PostgreSQL pgvector extension for vector similarity search and operations, enabling AI/ML applications with embedding storage and similarity queries.
import { vector } from "@electric-sql/pglite/vector";import { PGlite } from "@electric-sql/pglite";
import { vector } from "@electric-sql/pglite/vector";
const db = await PGlite.create({
extensions: {
vector,
},
});
// Enable the pgvector extension
await db.exec("CREATE EXTENSION IF NOT EXISTS vector;");Extension object that adds pgvector support to PGlite.
/**
* PostgreSQL pgvector extension for vector operations
* Adds support for vector data types and similarity functions
*/
const vector: Extension;PostgreSQL vector data type for storing embeddings and performing similarity operations.
-- Vector type with specified dimensions
CREATE TABLE embeddings (
id SERIAL PRIMARY KEY,
content TEXT,
embedding VECTOR(1536) -- 1536-dimensional vector
);
-- Vector operations
SELECT * FROM embeddings
WHERE embedding <-> $1 < 0.5 -- L2 distance
ORDER BY embedding <-> $1 -- Order by similarity
LIMIT 10;Vector similarity and distance operators provided by pgvector.
-- L2 distance (Euclidean)
SELECT embedding <-> '[1,2,3]'::vector FROM embeddings;
-- Inner product (dot product)
SELECT embedding <#> '[1,2,3]'::vector FROM embeddings;
-- Cosine distance
SELECT embedding <=> '[1,2,3]'::vector FROM embeddings;Built-in functions for vector operations.
-- Vector dimension
SELECT vector_dims(embedding) FROM embeddings;
-- Vector norm
SELECT vector_norm(embedding) FROM embeddings;
-- Vector addition/subtraction
SELECT '[1,2,3]'::vector + '[4,5,6]'::vector;
SELECT '[1,2,3]'::vector - '[4,5,6]'::vector;Index types for efficient vector similarity search.
-- IVFFlat index for approximate similarity search
CREATE INDEX ON embeddings USING ivfflat (embedding vector_l2_ops)
WITH (lists = 100);
-- HNSW index for approximate similarity search (if available)

▸ **Raw records**
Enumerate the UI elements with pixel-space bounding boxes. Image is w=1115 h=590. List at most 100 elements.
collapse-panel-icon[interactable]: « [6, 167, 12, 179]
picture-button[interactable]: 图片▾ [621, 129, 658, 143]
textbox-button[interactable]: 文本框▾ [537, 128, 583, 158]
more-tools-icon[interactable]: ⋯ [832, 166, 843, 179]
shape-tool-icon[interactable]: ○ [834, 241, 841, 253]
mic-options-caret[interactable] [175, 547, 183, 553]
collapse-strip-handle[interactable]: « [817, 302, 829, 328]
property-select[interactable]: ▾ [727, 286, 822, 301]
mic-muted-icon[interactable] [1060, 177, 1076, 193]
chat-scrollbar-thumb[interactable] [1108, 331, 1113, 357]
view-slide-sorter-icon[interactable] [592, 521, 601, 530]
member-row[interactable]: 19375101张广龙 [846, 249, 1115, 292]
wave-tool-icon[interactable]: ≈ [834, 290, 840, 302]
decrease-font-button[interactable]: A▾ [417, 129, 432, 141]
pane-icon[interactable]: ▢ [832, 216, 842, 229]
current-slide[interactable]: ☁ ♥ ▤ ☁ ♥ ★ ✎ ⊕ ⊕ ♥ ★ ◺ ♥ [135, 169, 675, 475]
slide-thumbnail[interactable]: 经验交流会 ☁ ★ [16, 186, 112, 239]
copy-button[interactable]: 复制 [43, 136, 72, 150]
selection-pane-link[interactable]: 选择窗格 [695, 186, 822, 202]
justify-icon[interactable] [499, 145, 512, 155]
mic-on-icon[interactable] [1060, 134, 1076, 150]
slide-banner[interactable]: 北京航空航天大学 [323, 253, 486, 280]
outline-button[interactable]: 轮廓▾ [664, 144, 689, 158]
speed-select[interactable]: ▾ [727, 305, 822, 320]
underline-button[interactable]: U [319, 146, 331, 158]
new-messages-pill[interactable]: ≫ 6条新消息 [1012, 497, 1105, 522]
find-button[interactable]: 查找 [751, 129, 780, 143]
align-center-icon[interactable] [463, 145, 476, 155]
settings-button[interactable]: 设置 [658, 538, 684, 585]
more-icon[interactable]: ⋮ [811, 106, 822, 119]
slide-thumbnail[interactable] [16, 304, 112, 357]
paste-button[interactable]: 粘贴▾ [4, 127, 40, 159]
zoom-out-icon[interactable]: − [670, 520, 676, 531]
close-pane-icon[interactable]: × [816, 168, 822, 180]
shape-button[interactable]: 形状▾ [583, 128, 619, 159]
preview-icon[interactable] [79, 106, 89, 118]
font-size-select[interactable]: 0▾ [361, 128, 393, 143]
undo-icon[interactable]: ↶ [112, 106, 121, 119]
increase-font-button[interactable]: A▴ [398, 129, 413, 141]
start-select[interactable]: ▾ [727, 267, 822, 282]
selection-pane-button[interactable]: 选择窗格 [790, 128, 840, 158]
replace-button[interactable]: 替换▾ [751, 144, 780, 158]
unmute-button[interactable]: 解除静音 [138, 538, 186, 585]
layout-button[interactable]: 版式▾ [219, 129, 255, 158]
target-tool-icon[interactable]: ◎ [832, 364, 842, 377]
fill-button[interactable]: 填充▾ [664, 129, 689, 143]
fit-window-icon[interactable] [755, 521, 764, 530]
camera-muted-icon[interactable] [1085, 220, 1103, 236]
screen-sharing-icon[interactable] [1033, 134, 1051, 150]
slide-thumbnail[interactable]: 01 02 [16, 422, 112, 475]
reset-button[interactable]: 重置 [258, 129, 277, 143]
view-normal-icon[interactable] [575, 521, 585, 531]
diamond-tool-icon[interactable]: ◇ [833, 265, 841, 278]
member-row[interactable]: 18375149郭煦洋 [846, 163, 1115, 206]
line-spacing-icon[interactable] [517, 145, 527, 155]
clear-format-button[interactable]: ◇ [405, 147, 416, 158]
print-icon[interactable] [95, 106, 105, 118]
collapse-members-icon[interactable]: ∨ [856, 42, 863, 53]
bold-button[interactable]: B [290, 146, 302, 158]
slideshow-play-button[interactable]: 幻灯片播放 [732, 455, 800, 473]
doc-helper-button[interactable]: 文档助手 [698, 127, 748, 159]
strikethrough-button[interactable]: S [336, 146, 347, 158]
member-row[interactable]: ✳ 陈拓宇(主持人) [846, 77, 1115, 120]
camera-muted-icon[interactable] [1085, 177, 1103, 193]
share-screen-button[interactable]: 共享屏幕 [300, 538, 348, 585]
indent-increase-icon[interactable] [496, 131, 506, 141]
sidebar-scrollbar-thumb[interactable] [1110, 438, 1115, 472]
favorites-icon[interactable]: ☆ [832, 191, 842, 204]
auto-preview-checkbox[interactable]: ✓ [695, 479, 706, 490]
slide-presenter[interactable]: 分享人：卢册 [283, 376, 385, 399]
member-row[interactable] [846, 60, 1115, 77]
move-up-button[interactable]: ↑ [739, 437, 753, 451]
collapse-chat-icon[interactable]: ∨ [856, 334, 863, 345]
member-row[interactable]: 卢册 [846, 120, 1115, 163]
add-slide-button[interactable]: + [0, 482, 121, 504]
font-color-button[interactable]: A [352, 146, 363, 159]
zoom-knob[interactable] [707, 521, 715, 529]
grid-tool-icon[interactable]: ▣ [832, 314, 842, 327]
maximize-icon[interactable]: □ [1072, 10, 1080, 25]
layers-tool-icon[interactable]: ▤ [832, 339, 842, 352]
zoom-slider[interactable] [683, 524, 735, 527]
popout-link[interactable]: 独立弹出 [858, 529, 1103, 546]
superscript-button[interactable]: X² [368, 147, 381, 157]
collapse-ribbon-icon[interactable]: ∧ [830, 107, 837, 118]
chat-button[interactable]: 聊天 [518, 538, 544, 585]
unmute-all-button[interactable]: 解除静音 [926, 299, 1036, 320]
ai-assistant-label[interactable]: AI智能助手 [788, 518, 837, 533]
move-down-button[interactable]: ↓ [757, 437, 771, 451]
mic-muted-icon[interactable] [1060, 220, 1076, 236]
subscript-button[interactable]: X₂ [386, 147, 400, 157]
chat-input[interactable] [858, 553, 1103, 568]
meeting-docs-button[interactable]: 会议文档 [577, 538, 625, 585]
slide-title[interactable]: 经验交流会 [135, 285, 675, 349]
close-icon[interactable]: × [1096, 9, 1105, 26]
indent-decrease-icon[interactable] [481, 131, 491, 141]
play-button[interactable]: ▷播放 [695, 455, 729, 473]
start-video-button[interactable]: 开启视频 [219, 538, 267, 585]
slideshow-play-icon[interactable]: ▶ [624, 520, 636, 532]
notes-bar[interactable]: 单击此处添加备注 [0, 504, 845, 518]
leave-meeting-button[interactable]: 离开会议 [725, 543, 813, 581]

▸ **What to do**
According to the pgvector extension page, what is the purpose of the statement `CREATE INDEX ON embeddings USING ivfflat (embedding vector_l2_ops)`? Answer in one to three sentences. The records are not needed for this work.

▸ **Result below**
It builds an IVFFlat index on the `embedding` column of the `embeddings` table so that vector similarity search runs efficiently. The page describes it as an index for approximate similarity search, created with `lists = 100`.